→ SHORT EXERCISE
Would you copy out the whole listing exactly as given?
─── TASK INPUTS
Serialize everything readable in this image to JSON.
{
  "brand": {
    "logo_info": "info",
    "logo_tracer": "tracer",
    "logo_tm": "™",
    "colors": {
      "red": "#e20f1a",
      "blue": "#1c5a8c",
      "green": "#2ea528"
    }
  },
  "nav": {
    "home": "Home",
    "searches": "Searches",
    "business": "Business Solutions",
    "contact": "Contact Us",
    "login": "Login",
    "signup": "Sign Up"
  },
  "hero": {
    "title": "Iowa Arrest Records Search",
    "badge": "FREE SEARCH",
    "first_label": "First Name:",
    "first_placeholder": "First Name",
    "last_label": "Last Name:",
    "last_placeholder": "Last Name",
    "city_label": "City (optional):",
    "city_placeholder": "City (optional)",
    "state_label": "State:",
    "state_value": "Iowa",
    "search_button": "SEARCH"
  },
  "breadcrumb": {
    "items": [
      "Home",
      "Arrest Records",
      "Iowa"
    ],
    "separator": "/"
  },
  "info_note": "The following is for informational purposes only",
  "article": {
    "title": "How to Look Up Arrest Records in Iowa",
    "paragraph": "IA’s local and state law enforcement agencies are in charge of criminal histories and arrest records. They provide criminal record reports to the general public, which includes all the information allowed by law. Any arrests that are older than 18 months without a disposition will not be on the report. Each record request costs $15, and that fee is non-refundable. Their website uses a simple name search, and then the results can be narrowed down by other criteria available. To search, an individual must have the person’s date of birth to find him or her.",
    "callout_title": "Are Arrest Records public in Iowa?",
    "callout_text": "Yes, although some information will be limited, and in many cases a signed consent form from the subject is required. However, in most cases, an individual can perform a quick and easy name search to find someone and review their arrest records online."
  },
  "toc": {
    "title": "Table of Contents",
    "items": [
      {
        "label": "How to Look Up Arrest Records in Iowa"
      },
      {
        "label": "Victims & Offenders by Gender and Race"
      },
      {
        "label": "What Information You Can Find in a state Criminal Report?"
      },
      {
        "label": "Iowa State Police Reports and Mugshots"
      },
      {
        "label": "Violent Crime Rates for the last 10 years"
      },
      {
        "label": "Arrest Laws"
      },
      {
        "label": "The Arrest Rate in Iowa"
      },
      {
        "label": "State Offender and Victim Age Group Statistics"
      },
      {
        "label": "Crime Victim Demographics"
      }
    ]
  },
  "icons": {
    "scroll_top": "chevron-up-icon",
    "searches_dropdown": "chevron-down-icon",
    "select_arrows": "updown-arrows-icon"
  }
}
──────
→ PROBLEM SOLUTION
Serialize everything readable in this image to JSON.
{
  "brand": {
    "logo_info": "info",
    "logo_tracer": "tracer",
    "logo_tm": "™",
    "colors": {
      "red": "#e20f1a",
      "blue": "#1c5a8c",
      "green": "#2ea528"
    }
  },
  "nav": {
    "home": "Home",
    "searches": "Searches",
    "business": "Business Solutions",
    "contact": "Contact Us",
    "login": "Login",
    "signup": "Sign Up"
  },
  "hero": {
    "title": "Iowa Arrest Records Search",
    "badge": "FREE SEARCH",
    "first_label": "First Name:",
    "first_placeholder": "First Name",
    "last_label": "Last Name:",
    "last_placeholder": "Last Name",
    "city_label": "City (optional):",
    "city_placeholder": "City (optional)",
    "state_label": "State:",
    "state_value": "Iowa",
    "search_button": "SEARCH"
  },
  "breadcrumb": {
    "items": [
      "Home",
      "Arrest Records",
      "Iowa"
    ],
    "separator": "/"
  },
  "info_note": "The following is for informational purposes only",
  "article": {
    "title": "How to Look Up Arrest Records in Iowa",
    "paragraph": "IA’s local and state law enforcement agencies are in charge of criminal histories and arrest records. They provide criminal record reports to the general public, which includes all the information allowed by law. Any arrests that are older than 18 months without a disposition will not be on the report. Each record request costs $15, and that fee is non-refundable. Their website uses a simple name search, and then the results can be narrowed down by other criteria available. To search, an individual must have the person’s date of birth to find him or her.",
    "callout_title": "Are Arrest Records public in Iowa?",
    "callout_text": "Yes, although some information will be limited, and in many cases a signed consent form from the subject is required. However, in most cases, an individual can perform a quick and easy name search to find someone and review their arrest records online."
  },
  "toc": {
    "title": "Table of Contents",
    "items": [
      {
        "label": "How to Look Up Arrest Records in Iowa"
      },
      {
        "label": "Victims & Offenders by Gender and Race"
      },
      {
        "label": "What Information You Can Find in a state Criminal Report?"
      },
      {
        "label": "Iowa State Police Reports and Mugshots"
      },
      {
        "label": "Violent Crime Rates for the last 10 years"
      },
      {
        "label": "Arrest Laws"
      },
      {
        "label": "The Arrest Rate in Iowa"
      },
      {
        "label": "State Offender and Victim Age Group Statistics"
      },
      {
        "label": "Crime Victim Demographics"
      }
    ]
  },
  "icons": {
    "scroll_top": "chevron-up-icon",
    "searches_dropdown": "chevron-down-icon",
    "select_arrows": "updown-arrows-icon"
  }
}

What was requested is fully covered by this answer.